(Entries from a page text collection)
++++++++
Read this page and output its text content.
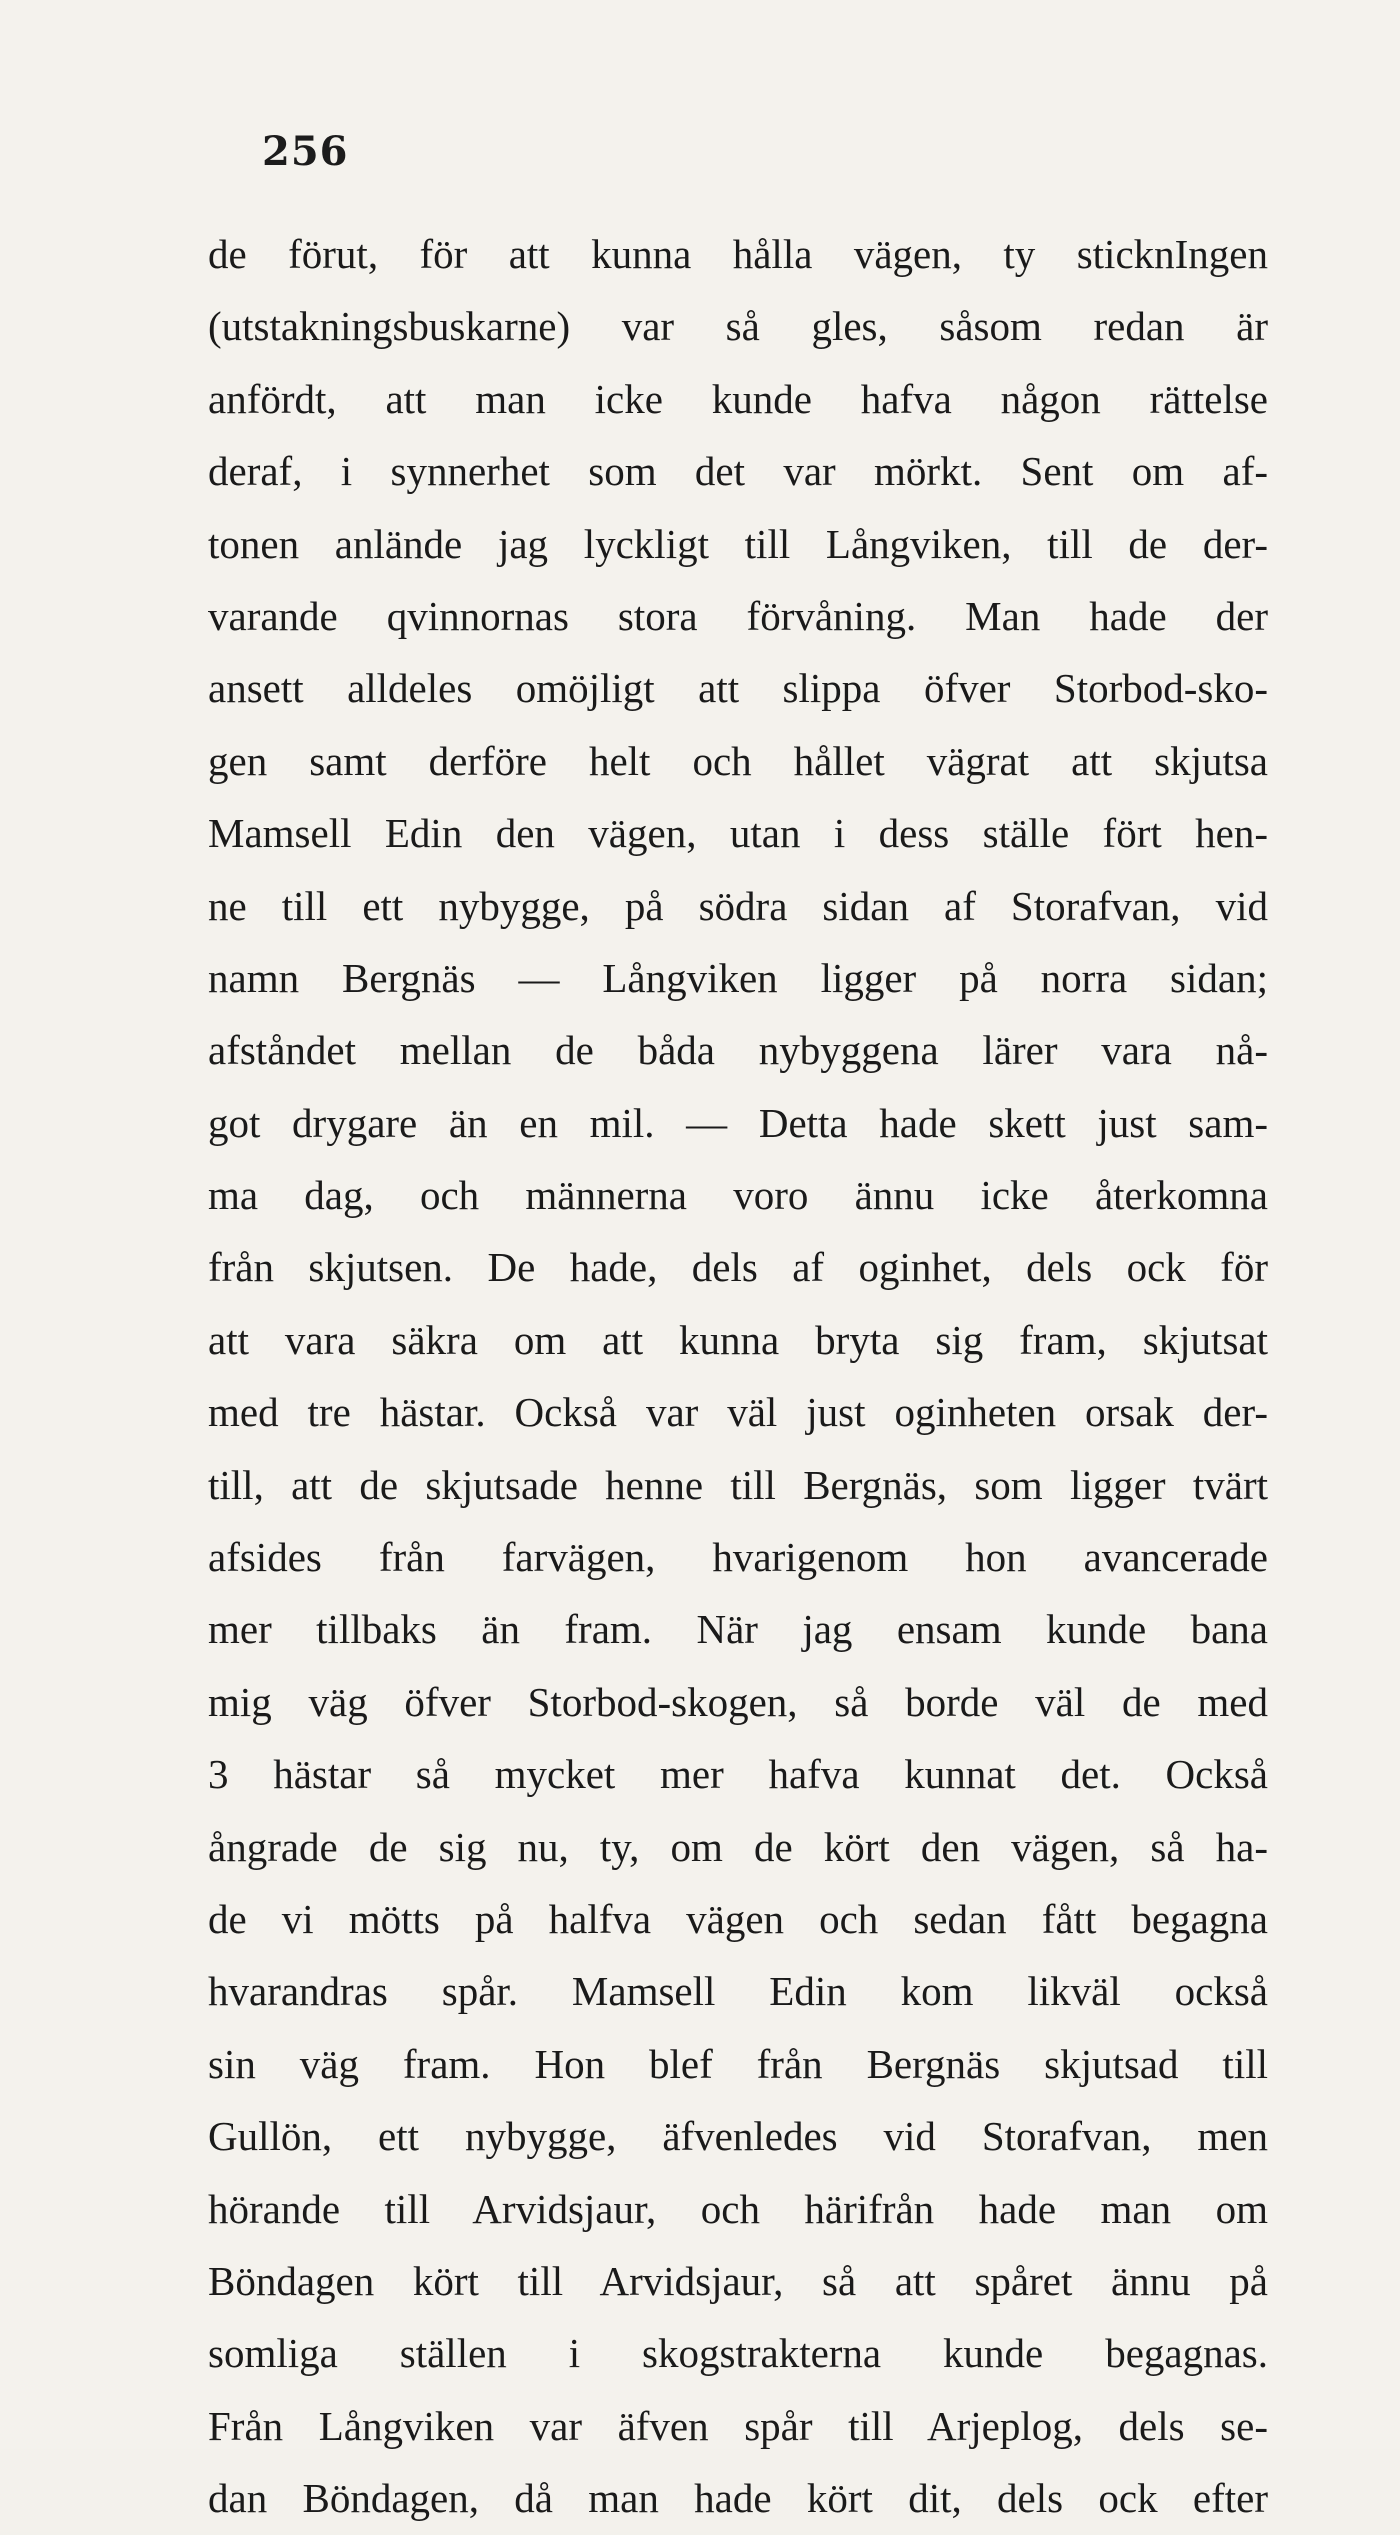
256
de förut, för att kunna hålla vägen, ty sticknIngen
(utstakningsbuskarne) var så gles, såsom redan är
anfördt, att man icke kunde hafva någon rättelse
deraf, i synnerhet som det var mörkt. Sent om af-
tonen anlände jag lyckligt till Långviken, till de der-
varande qvinnornas stora förvåning. Man hade der
ansett alldeles omöjligt att slippa öfver Storbod-sko-
gen samt derföre helt och hållet vägrat att skjutsa
Mamsell Edin den vägen, utan i dess ställe fört hen-
ne till ett nybygge, på södra sidan af Storafvan, vid
namn Bergnäs — Långviken ligger på norra sidan;
afståndet mellan de båda nybyggena lärer vara nå-
got drygare än en mil. — Detta hade skett just sam-
ma dag, och männerna voro ännu icke återkomna
från skjutsen. De hade, dels af oginhet, dels ock för
att vara säkra om att kunna bryta sig fram, skjutsat
med tre hästar. Också var väl just oginheten orsak der-
till, att de skjutsade henne till Bergnäs, som ligger tvärt
afsides från farvägen, hvarigenom hon avancerade
mer tillbaks än fram. När jag ensam kunde bana
mig väg öfver Storbod-skogen, så borde väl de med
3 hästar så mycket mer hafva kunnat det. Också
ångrade de sig nu, ty, om de kört den vägen, så ha-
de vi mötts på halfva vägen och sedan fått begagna
hvarandras spår. Mamsell Edin kom likväl också
sin väg fram. Hon blef från Bergnäs skjutsad till
Gullön, ett nybygge, äfvenledes vid Storafvan, men
hörande till Arvidsjaur, och härifrån hade man om
Böndagen kört till Arvidsjaur, så att spåret ännu på
somliga ställen i skogstrakterna kunde begagnas.
Från Långviken var äfven spår till Arjeplog, dels se-
dan Böndagen, då man hade kört dit, dels ock efter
++++++++
Word for word, restate all of the entries above and leave each picture out.

Read this page and output its text content.
256
de förut, för att kunna hålla vägen, ty sticknIngen
(utstakningsbuskarne) var så gles, såsom redan är
anfördt, att man icke kunde hafva någon rättelse
deraf, i synnerhet som det var mörkt. Sent om af-
tonen anlände jag lyckligt till Långviken, till de der-
varande qvinnornas stora förvåning. Man hade der
ansett alldeles omöjligt att slippa öfver Storbod-sko-
gen samt derföre helt och hållet vägrat att skjutsa
Mamsell Edin den vägen, utan i dess ställe fört hen-
ne till ett nybygge, på södra sidan af Storafvan, vid
namn Bergnäs — Långviken ligger på norra sidan;
afståndet mellan de båda nybyggena lärer vara nå-
got drygare än en mil. — Detta hade skett just sam-
ma dag, och männerna voro ännu icke återkomna
från skjutsen. De hade, dels af oginhet, dels ock för
att vara säkra om att kunna bryta sig fram, skjutsat
med tre hästar. Också var väl just oginheten orsak der-
till, att de skjutsade henne till Bergnäs, som ligger tvärt
afsides från farvägen, hvarigenom hon avancerade
mer tillbaks än fram. När jag ensam kunde bana
mig väg öfver Storbod-skogen, så borde väl de med
3 hästar så mycket mer hafva kunnat det. Också
ångrade de sig nu, ty, om de kört den vägen, så ha-
de vi mötts på halfva vägen och sedan fått begagna
hvarandras spår. Mamsell Edin kom likväl också
sin väg fram. Hon blef från Bergnäs skjutsad till
Gullön, ett nybygge, äfvenledes vid Storafvan, men
hörande till Arvidsjaur, och härifrån hade man om
Böndagen kört till Arvidsjaur, så att spåret ännu på
somliga ställen i skogstrakterna kunde begagnas.
Från Långviken var äfven spår till Arjeplog, dels se-
dan Böndagen, då man hade kört dit, dels ock efter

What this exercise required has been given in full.